:: WHAT TO PRODUCE ::
Lines containing the word "Height" should be extracted in full.

▶

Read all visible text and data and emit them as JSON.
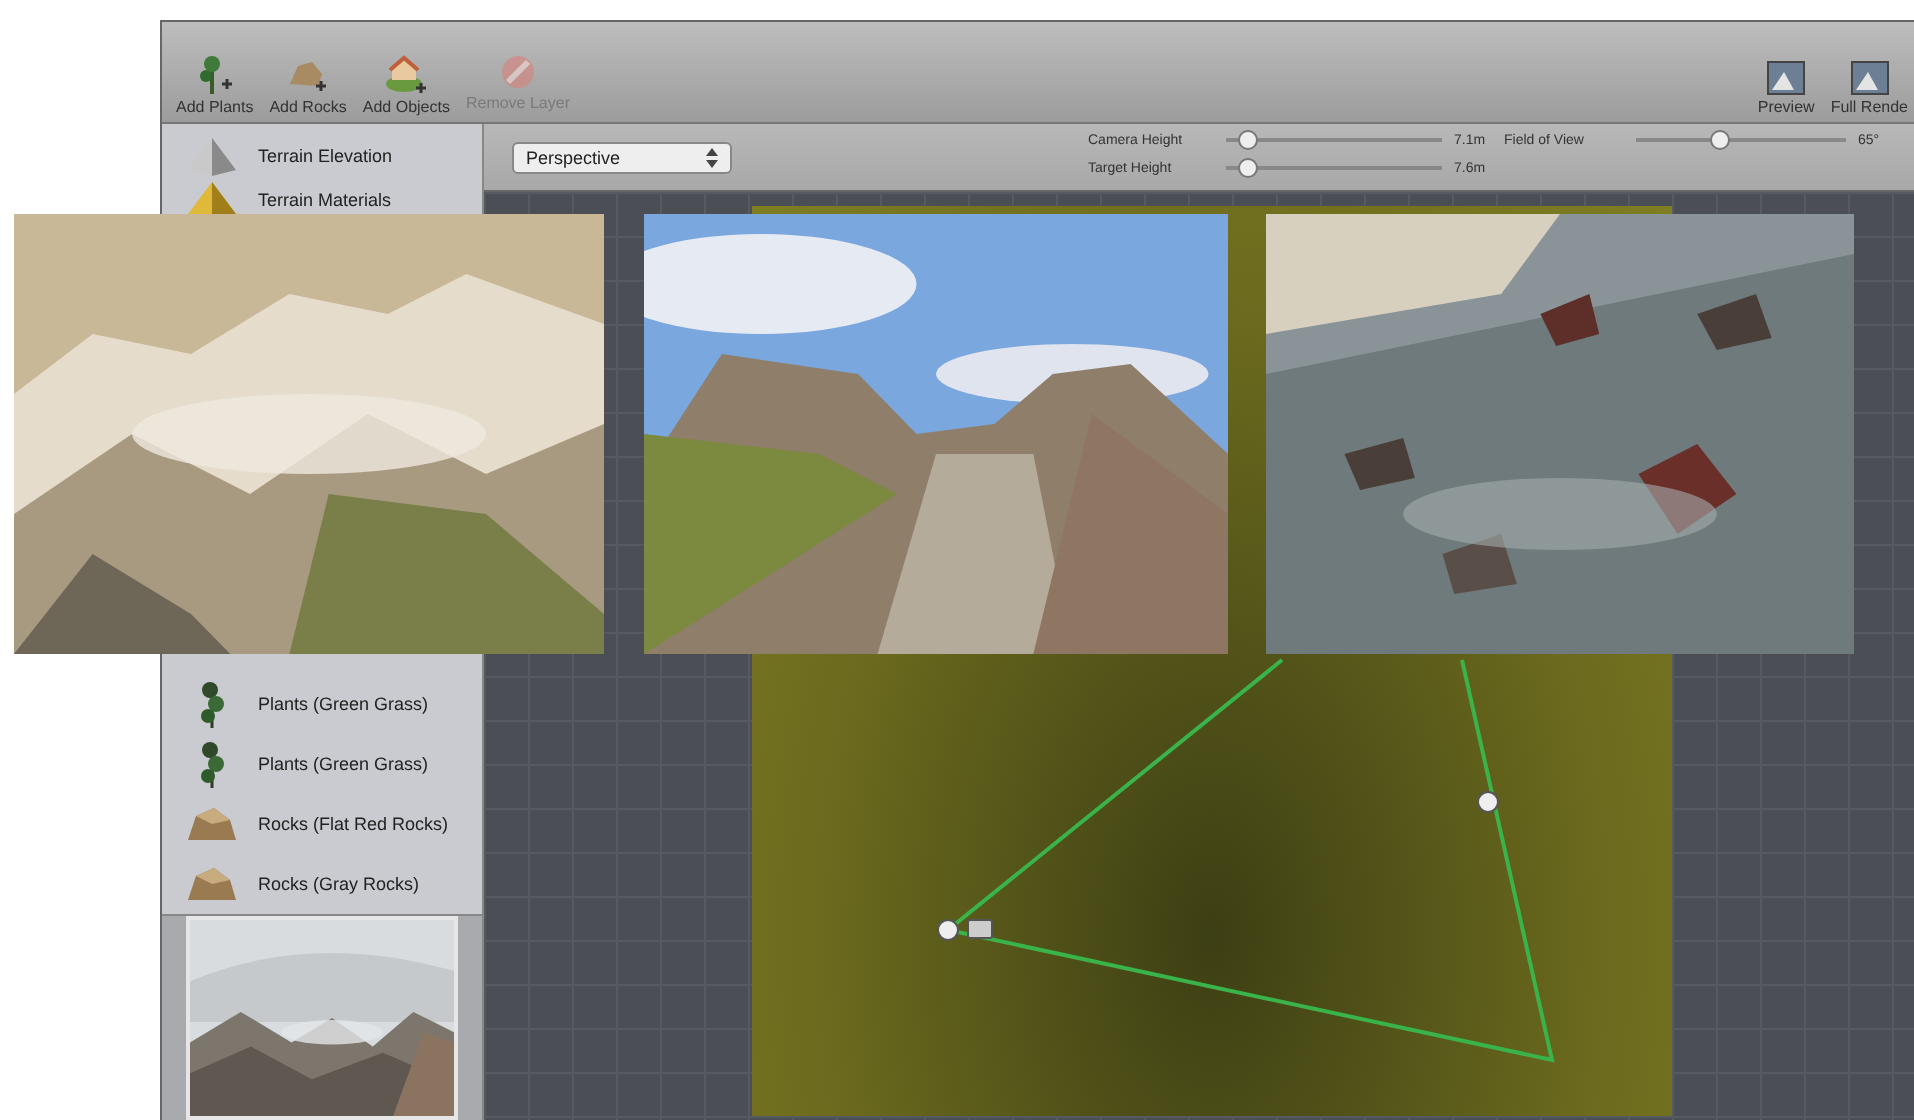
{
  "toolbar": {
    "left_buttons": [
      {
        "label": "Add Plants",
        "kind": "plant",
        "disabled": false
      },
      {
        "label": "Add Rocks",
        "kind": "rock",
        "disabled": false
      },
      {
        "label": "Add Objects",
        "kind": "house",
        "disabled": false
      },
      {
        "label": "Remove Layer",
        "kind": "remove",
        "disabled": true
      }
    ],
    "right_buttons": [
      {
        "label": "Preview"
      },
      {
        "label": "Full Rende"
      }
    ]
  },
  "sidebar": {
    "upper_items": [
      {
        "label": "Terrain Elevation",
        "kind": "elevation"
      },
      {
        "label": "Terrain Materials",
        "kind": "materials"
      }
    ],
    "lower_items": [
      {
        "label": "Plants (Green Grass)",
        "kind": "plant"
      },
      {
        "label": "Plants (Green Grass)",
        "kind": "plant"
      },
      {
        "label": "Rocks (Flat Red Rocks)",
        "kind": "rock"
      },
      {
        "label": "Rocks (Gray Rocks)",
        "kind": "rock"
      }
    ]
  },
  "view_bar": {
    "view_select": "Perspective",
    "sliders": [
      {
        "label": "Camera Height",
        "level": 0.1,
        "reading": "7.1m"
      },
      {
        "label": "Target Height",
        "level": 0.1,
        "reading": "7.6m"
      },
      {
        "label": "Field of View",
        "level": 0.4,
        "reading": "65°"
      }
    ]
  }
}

◀

:: THE OUTPUT ::
        "label": "Camera Height",
        "label": "Target Height",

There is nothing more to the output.